Work to complete: Return the complete listing that follows, with each line reproduced exactly.

==============================

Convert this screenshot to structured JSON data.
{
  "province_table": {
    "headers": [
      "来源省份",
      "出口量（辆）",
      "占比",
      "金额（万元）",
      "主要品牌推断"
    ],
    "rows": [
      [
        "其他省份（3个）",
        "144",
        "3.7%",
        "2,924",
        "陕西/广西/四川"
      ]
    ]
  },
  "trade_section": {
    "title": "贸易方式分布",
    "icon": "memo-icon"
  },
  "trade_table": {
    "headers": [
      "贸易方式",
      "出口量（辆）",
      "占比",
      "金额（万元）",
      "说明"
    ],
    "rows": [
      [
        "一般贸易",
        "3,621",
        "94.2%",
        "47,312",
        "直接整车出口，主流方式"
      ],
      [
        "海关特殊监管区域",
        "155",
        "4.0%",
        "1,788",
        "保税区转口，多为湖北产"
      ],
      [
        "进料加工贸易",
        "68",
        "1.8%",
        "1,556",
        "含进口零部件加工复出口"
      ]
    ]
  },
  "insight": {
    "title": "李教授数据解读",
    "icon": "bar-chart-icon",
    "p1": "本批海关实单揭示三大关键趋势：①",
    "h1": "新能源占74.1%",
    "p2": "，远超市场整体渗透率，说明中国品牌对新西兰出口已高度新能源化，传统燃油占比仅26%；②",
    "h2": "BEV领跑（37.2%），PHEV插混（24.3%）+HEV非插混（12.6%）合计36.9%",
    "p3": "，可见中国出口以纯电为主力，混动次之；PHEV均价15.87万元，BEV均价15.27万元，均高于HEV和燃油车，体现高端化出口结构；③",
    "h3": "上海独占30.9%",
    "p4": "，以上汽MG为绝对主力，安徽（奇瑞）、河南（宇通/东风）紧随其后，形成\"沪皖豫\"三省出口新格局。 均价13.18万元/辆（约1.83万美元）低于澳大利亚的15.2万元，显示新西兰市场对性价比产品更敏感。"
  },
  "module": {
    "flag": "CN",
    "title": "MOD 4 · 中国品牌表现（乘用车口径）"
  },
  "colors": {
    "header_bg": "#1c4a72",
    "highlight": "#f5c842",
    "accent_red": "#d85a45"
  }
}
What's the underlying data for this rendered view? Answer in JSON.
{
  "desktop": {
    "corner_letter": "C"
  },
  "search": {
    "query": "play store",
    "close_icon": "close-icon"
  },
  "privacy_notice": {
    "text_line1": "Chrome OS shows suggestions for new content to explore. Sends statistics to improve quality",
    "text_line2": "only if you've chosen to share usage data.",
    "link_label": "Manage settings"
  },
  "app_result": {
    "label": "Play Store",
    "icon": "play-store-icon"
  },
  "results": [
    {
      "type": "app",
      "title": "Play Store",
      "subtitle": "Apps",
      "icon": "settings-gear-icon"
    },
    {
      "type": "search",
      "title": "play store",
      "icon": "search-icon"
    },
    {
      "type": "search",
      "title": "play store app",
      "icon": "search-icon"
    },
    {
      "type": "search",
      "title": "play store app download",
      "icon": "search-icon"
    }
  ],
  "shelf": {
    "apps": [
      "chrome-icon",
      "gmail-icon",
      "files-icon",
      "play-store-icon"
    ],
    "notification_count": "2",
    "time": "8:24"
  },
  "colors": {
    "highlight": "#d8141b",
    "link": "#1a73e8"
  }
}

==============================

Response to the task:
Convert this screenshot to structured JSON data.
{
  "province_table": {
    "headers": [
      "来源省份",
      "出口量（辆）",
      "占比",
      "金额（万元）",
      "主要品牌推断"
    ],
    "rows": [
      [
        "其他省份（3个）",
        "144",
        "3.7%",
        "2,924",
        "陕西/广西/四川"
      ]
    ]
  },
  "trade_section": {
    "title": "贸易方式分布",
    "icon": "memo-icon"
  },
  "trade_table": {
    "headers": [
      "贸易方式",
      "出口量（辆）",
      "占比",
      "金额（万元）",
      "说明"
    ],
    "rows": [
      [
        "一般贸易",
        "3,621",
        "94.2%",
        "47,312",
        "直接整车出口，主流方式"
      ],
      [
        "海关特殊监管区域",
        "155",
        "4.0%",
        "1,788",
        "保税区转口，多为湖北产"
      ],
      [
        "进料加工贸易",
        "68",
        "1.8%",
        "1,556",
        "含进口零部件加工复出口"
      ]
    ]
  },
  "insight": {
    "title": "李教授数据解读",
    "icon": "bar-chart-icon",
    "p1": "本批海关实单揭示三大关键趋势：①",
    "h1": "新能源占74.1%",
    "p2": "，远超市场整体渗透率，说明中国品牌对新西兰出口已高度新能源化，传统燃油占比仅26%；②",
    "h2": "BEV领跑（37.2%），PHEV插混（24.3%）+HEV非插混（12.6%）合计36.9%",
    "p3": "，可见中国出口以纯电为主力，混动次之；PHEV均价15.87万元，BEV均价15.27万元，均高于HEV和燃油车，体现高端化出口结构；③",
    "h3": "上海独占30.9%",
    "p4": "，以上汽MG为绝对主力，安徽（奇瑞）、河南（宇通/东风）紧随其后，形成\"沪皖豫\"三省出口新格局。 均价13.18万元/辆（约1.83万美元）低于澳大利亚的15.2万元，显示新西兰市场对性价比产品更敏感。"
  },
  "module": {
    "flag": "CN",
    "title": "MOD 4 · 中国品牌表现（乘用车口径）"
  },
  "colors": {
    "header_bg": "#1c4a72",
    "highlight": "#f5c842",
    "accent_red": "#d85a45"
  }
}
What's the underlying data for this rendered view? Answer in JSON.
{
  "desktop": {
    "corner_letter": "C"
  },
  "search": {
    "query": "play store",
    "close_icon": "close-icon"
  },
  "privacy_notice": {
    "text_line1": "Chrome OS shows suggestions for new content to explore. Sends statistics to improve quality",
    "text_line2": "only if you've chosen to share usage data.",
    "link_label": "Manage settings"
  },
  "app_result": {
    "label": "Play Store",
    "icon": "play-store-icon"
  },
  "results": [
    {
      "type": "app",
      "title": "Play Store",
      "subtitle": "Apps",
      "icon": "settings-gear-icon"
    },
    {
      "type": "search",
      "title": "play store",
      "icon": "search-icon"
    },
    {
      "type": "search",
      "title": "play store app",
      "icon": "search-icon"
    },
    {
      "type": "search",
      "title": "play store app download",
      "icon": "search-icon"
    }
  ],
  "shelf": {
    "apps": [
      "chrome-icon",
      "gmail-icon",
      "files-icon",
      "play-store-icon"
    ],
    "notification_count": "2",
    "time": "8:24"
  },
  "colors": {
    "highlight": "#d8141b",
    "link": "#1a73e8"
  }
}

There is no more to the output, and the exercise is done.